### Recorded data
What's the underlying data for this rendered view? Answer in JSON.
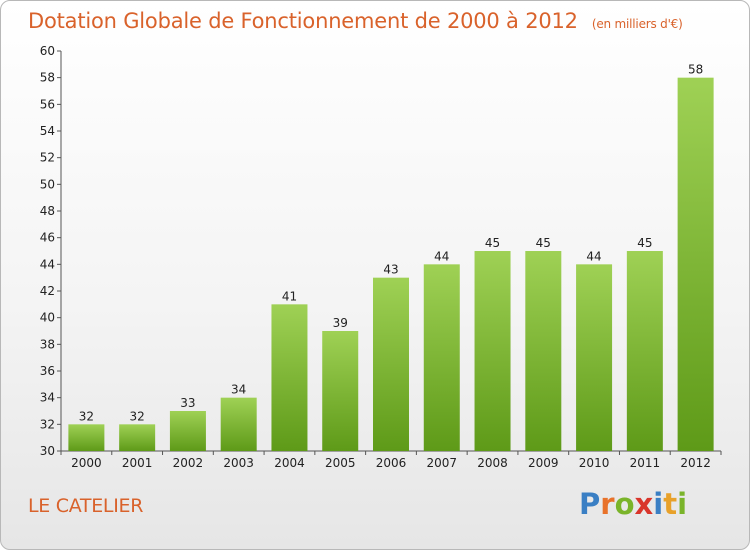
{
  "header": {
    "title": "Dotation Globale de Fonctionnement de 2000 à 2012",
    "subtitle": "(en milliers d'€)"
  },
  "commune": "LE CATELIER",
  "logo": {
    "letters": [
      {
        "ch": "P",
        "color": "#3a7fc4"
      },
      {
        "ch": "r",
        "color": "#e8722a"
      },
      {
        "ch": "o",
        "color": "#7ab42a"
      },
      {
        "ch": "x",
        "color": "#d9352b"
      },
      {
        "ch": "i",
        "color": "#3a7fc4"
      },
      {
        "ch": "t",
        "color": "#e8a12a"
      },
      {
        "ch": "i",
        "color": "#7ab42a"
      }
    ]
  },
  "chart_data": {
    "type": "bar",
    "categories": [
      "2000",
      "2001",
      "2002",
      "2003",
      "2004",
      "2005",
      "2006",
      "2007",
      "2008",
      "2009",
      "2010",
      "2011",
      "2012"
    ],
    "values": [
      32,
      32,
      33,
      34,
      41,
      39,
      43,
      44,
      45,
      45,
      44,
      45,
      58
    ],
    "ylim": [
      30,
      60
    ],
    "yticks": [
      30,
      32,
      34,
      36,
      38,
      40,
      42,
      44,
      46,
      48,
      50,
      52,
      54,
      56,
      58,
      60
    ],
    "bar_color_top": "#9fd155",
    "bar_color_bottom": "#5e9a18",
    "grid": false
  }
}
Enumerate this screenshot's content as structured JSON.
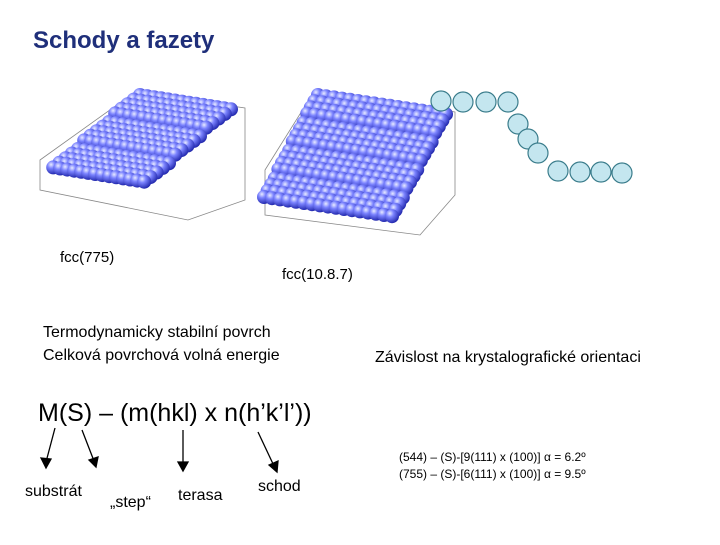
{
  "header": {
    "title": "Schody a fazety"
  },
  "figures": {
    "left_label": "fcc(775)",
    "right_label": "fcc(10.8.7)"
  },
  "notes": {
    "line1": "Termodynamicky stabilní povrch",
    "line2": "Celková povrchová volná energie",
    "right": "Závislost na krystalografické orientaci"
  },
  "formula": "M(S) – (m(hkl) x n(h’k’l’))",
  "parts": {
    "substrate": "substrát",
    "step": "„step“",
    "terrace": "terasa",
    "stair": "schod"
  },
  "examples": [
    "(544) – (S)-[9(111) x (100)]  α = 6.2º",
    "(755) – (S)-[6(111) x (100)]  α = 9.5º"
  ]
}
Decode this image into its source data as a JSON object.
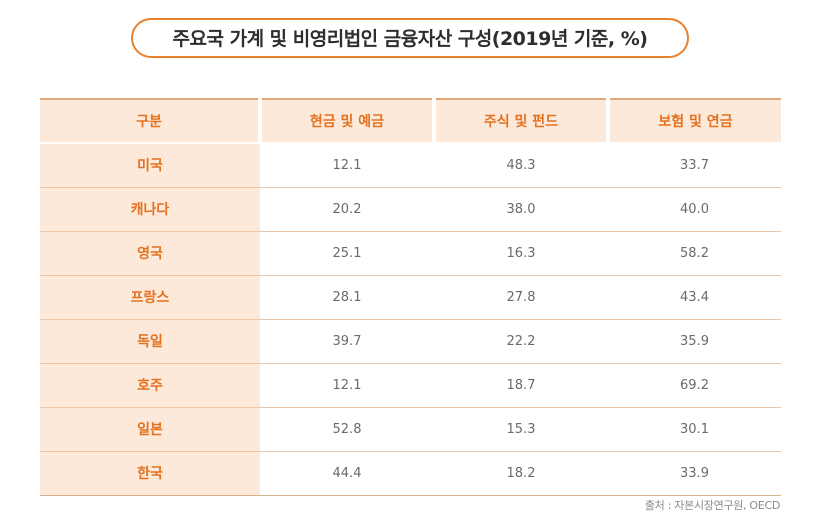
{
  "chart_data": {
    "type": "table",
    "title": "주요국 가계 및 비영리법인 금융자산 구성(2019년 기준, %)",
    "columns": [
      "구분",
      "현금 및 예금",
      "주식 및 펀드",
      "보험 및 연금"
    ],
    "rows": [
      {
        "label": "미국",
        "values": [
          "12.1",
          "48.3",
          "33.7"
        ]
      },
      {
        "label": "캐나다",
        "values": [
          "20.2",
          "38.0",
          "40.0"
        ]
      },
      {
        "label": "영국",
        "values": [
          "25.1",
          "16.3",
          "58.2"
        ]
      },
      {
        "label": "프랑스",
        "values": [
          "28.1",
          "27.8",
          "43.4"
        ]
      },
      {
        "label": "독일",
        "values": [
          "39.7",
          "22.2",
          "35.9"
        ]
      },
      {
        "label": "호주",
        "values": [
          "12.1",
          "18.7",
          "69.2"
        ]
      },
      {
        "label": "일본",
        "values": [
          "52.8",
          "15.3",
          "30.1"
        ]
      },
      {
        "label": "한국",
        "values": [
          "44.4",
          "18.2",
          "33.9"
        ]
      }
    ],
    "source": "출처 : 자본시장연구원, OECD"
  },
  "colors": {
    "accent": "#e3711f",
    "header_bg": "#fde9d9",
    "border": "#efc7a6",
    "title_border": "#e8812c"
  }
}
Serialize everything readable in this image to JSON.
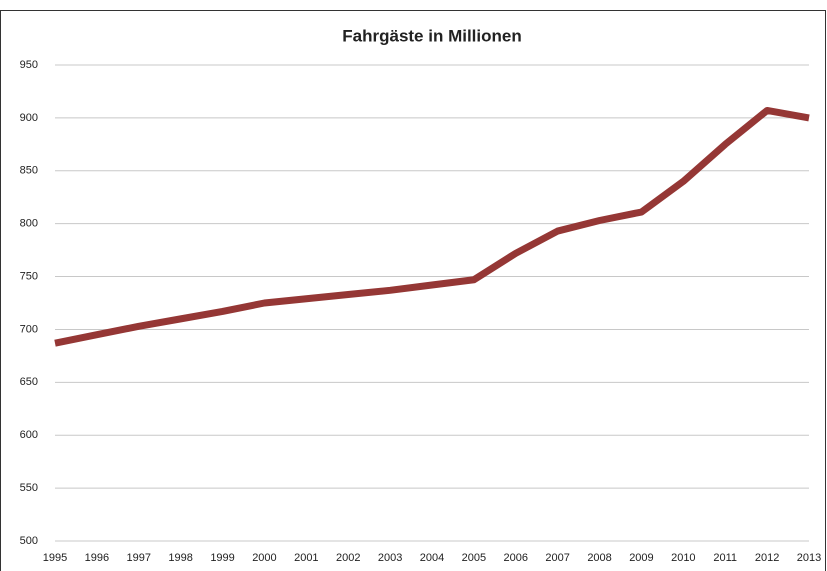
{
  "chart_data": {
    "type": "line",
    "title": "Fahrgäste in Millionen",
    "categories": [
      "1995",
      "1996",
      "1997",
      "1998",
      "1999",
      "2000",
      "2001",
      "2002",
      "2003",
      "2004",
      "2005",
      "2006",
      "2007",
      "2008",
      "2009",
      "2010",
      "2011",
      "2012",
      "2013"
    ],
    "series": [
      {
        "name": "Fahrgäste",
        "color": "#953735",
        "values": [
          687,
          695,
          703,
          710,
          717,
          725,
          729,
          733,
          737,
          742,
          747,
          772,
          793,
          803,
          811,
          840,
          875,
          907,
          900
        ]
      }
    ],
    "ylim": [
      500,
      950
    ],
    "yticks": [
      500,
      550,
      600,
      650,
      700,
      750,
      800,
      850,
      900,
      950
    ],
    "grid": true,
    "legend": false
  }
}
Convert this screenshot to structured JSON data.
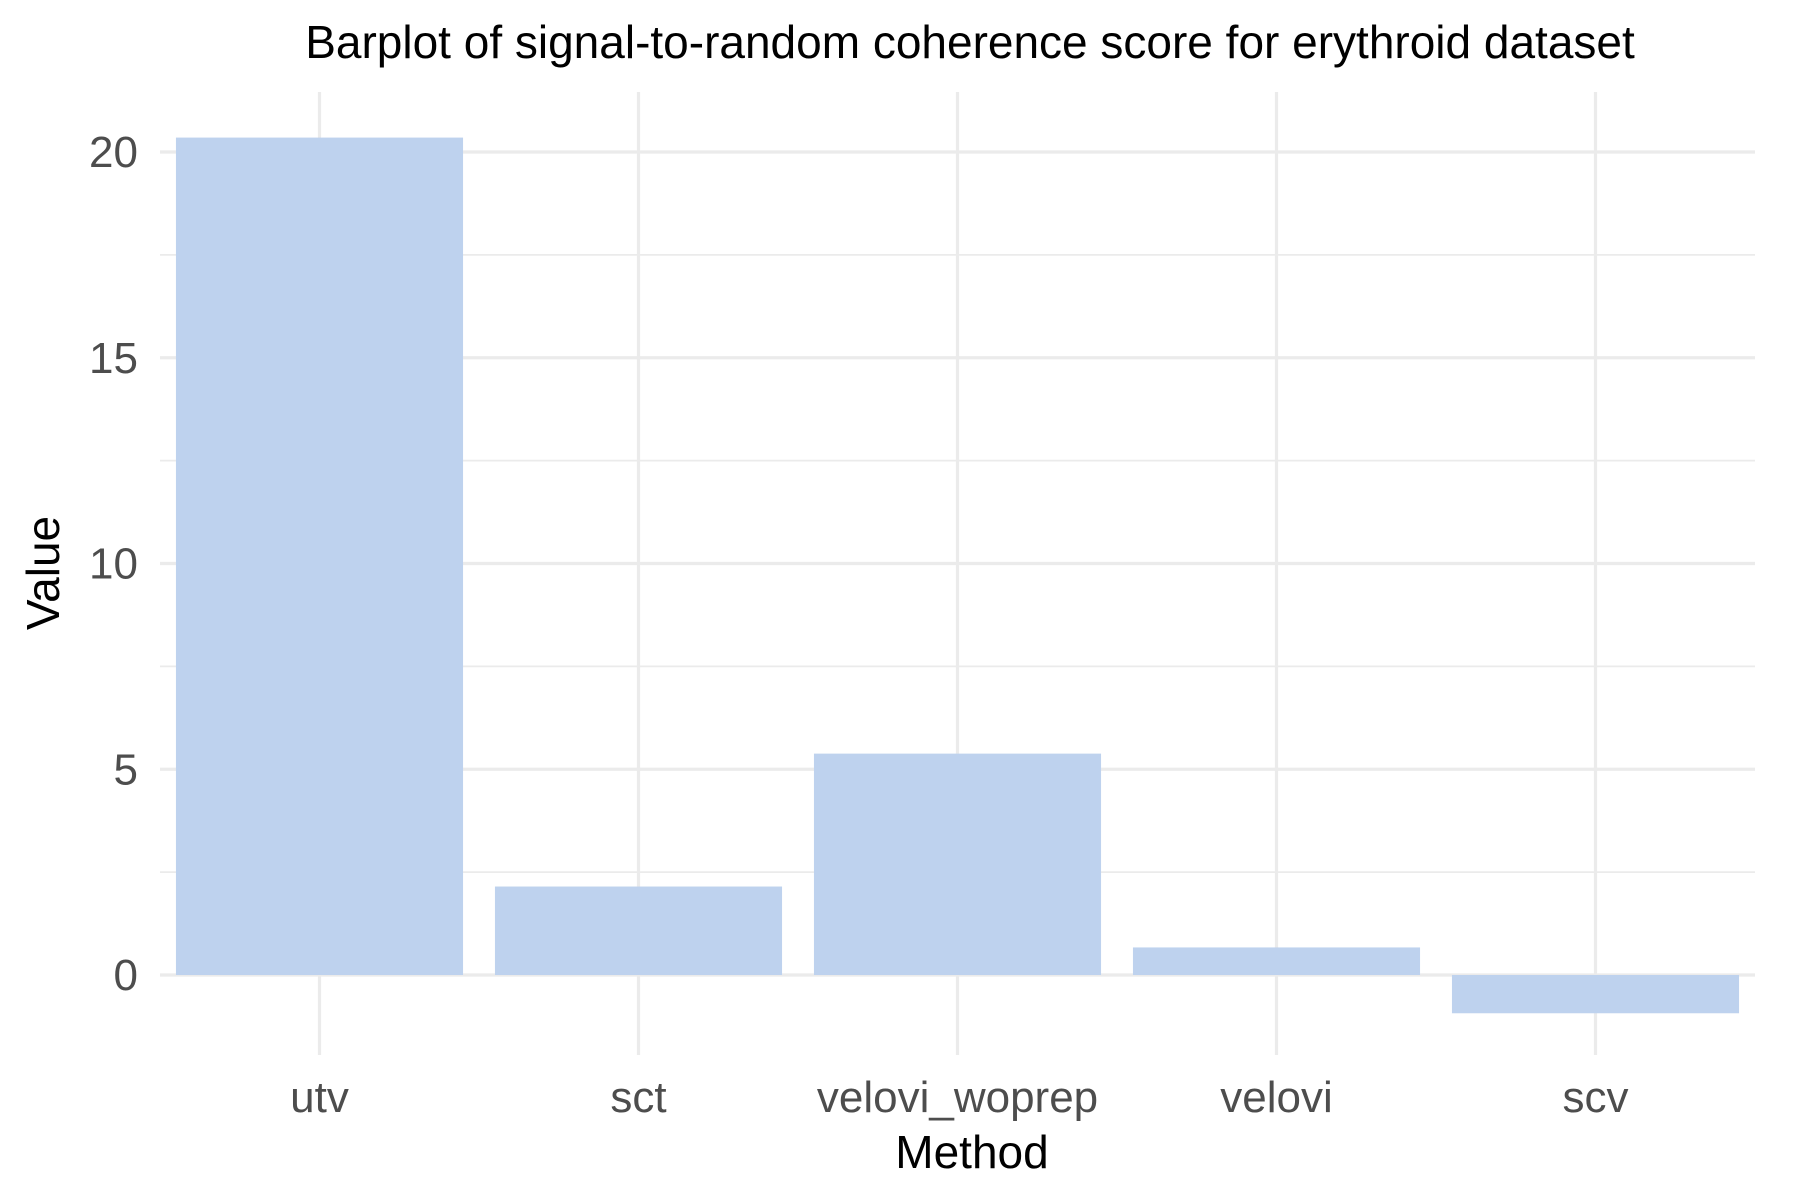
{
  "chart_data": {
    "type": "bar",
    "title": "Barplot of signal-to-random coherence score for erythroid dataset",
    "xlabel": "Method",
    "ylabel": "Value",
    "categories": [
      "utv",
      "sct",
      "velovi_woprep",
      "velovi",
      "scv"
    ],
    "values": [
      20.35,
      2.15,
      5.38,
      0.67,
      -0.93
    ],
    "ylim": [
      -1.7,
      21.3
    ],
    "y_ticks": [
      0,
      5,
      10,
      15,
      20
    ],
    "y_minor_ticks": [
      2.5,
      7.5,
      12.5,
      17.5
    ],
    "grid": true,
    "legend": "none",
    "bar_color": "#bed2ee",
    "grid_color": "#ebebeb"
  }
}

### Short problem
The data should be printed again unchanged; leave its pictures out.

### Solution for this task
What's the underlying data for this rendered view? Answer in JSON.
{
  "header": {
    "title": "Dotation Globale de Fonctionnement de 2000 à 2012",
    "subtitle": "(en milliers d'€)"
  },
  "commune": "LE CATELIER",
  "logo": {
    "letters": [
      {
        "ch": "P",
        "color": "#3a7fc4"
      },
      {
        "ch": "r",
        "color": "#e8722a"
      },
      {
        "ch": "o",
        "color": "#7ab42a"
      },
      {
        "ch": "x",
        "color": "#d9352b"
      },
      {
        "ch": "i",
        "color": "#3a7fc4"
      },
      {
        "ch": "t",
        "color": "#e8a12a"
      },
      {
        "ch": "i",
        "color": "#7ab42a"
      }
    ]
  },
  "chart_data": {
    "type": "bar",
    "categories": [
      "2000",
      "2001",
      "2002",
      "2003",
      "2004",
      "2005",
      "2006",
      "2007",
      "2008",
      "2009",
      "2010",
      "2011",
      "2012"
    ],
    "values": [
      32,
      32,
      33,
      34,
      41,
      39,
      43,
      44,
      45,
      45,
      44,
      45,
      58
    ],
    "ylim": [
      30,
      60
    ],
    "yticks": [
      30,
      32,
      34,
      36,
      38,
      40,
      42,
      44,
      46,
      48,
      50,
      52,
      54,
      56,
      58,
      60
    ],
    "bar_color_top": "#9fd155",
    "bar_color_bottom": "#5e9a18",
    "grid": false
  }
}
Enumerate this screenshot's content as structured JSON.
{
  "header": {
    "title": "Schody a fazety"
  },
  "figures": {
    "left_label": "fcc(775)",
    "right_label": "fcc(10.8.7)"
  },
  "notes": {
    "line1": "Termodynamicky stabilní povrch",
    "line2": "Celková povrchová volná energie",
    "right": "Závislost na krystalografické orientaci"
  },
  "formula": "M(S) – (m(hkl) x n(h’k’l’))",
  "parts": {
    "substrate": "substrát",
    "step": "„step“",
    "terrace": "terasa",
    "stair": "schod"
  },
  "examples": [
    "(544) – (S)-[9(111) x (100)]  α = 6.2º",
    "(755) – (S)-[6(111) x (100)]  α = 9.5º"
  ]
}
Decode this image into its source data as a JSON object.
{
  "chart_data": {
    "type": "table",
    "title": "주요국 가계 및 비영리법인 금융자산 구성(2019년 기준, %)",
    "columns": [
      "구분",
      "현금 및 예금",
      "주식 및 펀드",
      "보험 및 연금"
    ],
    "rows": [
      {
        "label": "미국",
        "values": [
          "12.1",
          "48.3",
          "33.7"
        ]
      },
      {
        "label": "캐나다",
        "values": [
          "20.2",
          "38.0",
          "40.0"
        ]
      },
      {
        "label": "영국",
        "values": [
          "25.1",
          "16.3",
          "58.2"
        ]
      },
      {
        "label": "프랑스",
        "values": [
          "28.1",
          "27.8",
          "43.4"
        ]
      },
      {
        "label": "독일",
        "values": [
          "39.7",
          "22.2",
          "35.9"
        ]
      },
      {
        "label": "호주",
        "values": [
          "12.1",
          "18.7",
          "69.2"
        ]
      },
      {
        "label": "일본",
        "values": [
          "52.8",
          "15.3",
          "30.1"
        ]
      },
      {
        "label": "한국",
        "values": [
          "44.4",
          "18.2",
          "33.9"
        ]
      }
    ],
    "source": "출처 : 자본시장연구원, OECD"
  },
  "colors": {
    "accent": "#e3711f",
    "header_bg": "#fde9d9",
    "border": "#efc7a6",
    "title_border": "#e8812c"
  }
}
Serialize everything readable in this image to JSON.
{
  "chart_data": {
    "type": "line",
    "title": "Fahrgäste in Millionen",
    "categories": [
      "1995",
      "1996",
      "1997",
      "1998",
      "1999",
      "2000",
      "2001",
      "2002",
      "2003",
      "2004",
      "2005",
      "2006",
      "2007",
      "2008",
      "2009",
      "2010",
      "2011",
      "2012",
      "2013"
    ],
    "series": [
      {
        "name": "Fahrgäste",
        "color": "#953735",
        "values": [
          687,
          695,
          703,
          710,
          717,
          725,
          729,
          733,
          737,
          742,
          747,
          772,
          793,
          803,
          811,
          840,
          875,
          907,
          900
        ]
      }
    ],
    "ylim": [
      500,
      950
    ],
    "yticks": [
      500,
      550,
      600,
      650,
      700,
      750,
      800,
      850,
      900,
      950
    ],
    "grid": true,
    "legend": false
  }
}
Convert this screenshot to structured JSON data.
{
  "chart_data": {
    "type": "bar",
    "title": "Barplot of signal-to-random coherence score for erythroid dataset",
    "xlabel": "Method",
    "ylabel": "Value",
    "categories": [
      "utv",
      "sct",
      "velovi_woprep",
      "velovi",
      "scv"
    ],
    "values": [
      20.35,
      2.15,
      5.38,
      0.67,
      -0.93
    ],
    "ylim": [
      -1.7,
      21.3
    ],
    "y_ticks": [
      0,
      5,
      10,
      15,
      20
    ],
    "y_minor_ticks": [
      2.5,
      7.5,
      12.5,
      17.5
    ],
    "grid": true,
    "legend": "none",
    "bar_color": "#bed2ee",
    "grid_color": "#ebebeb"
  }
}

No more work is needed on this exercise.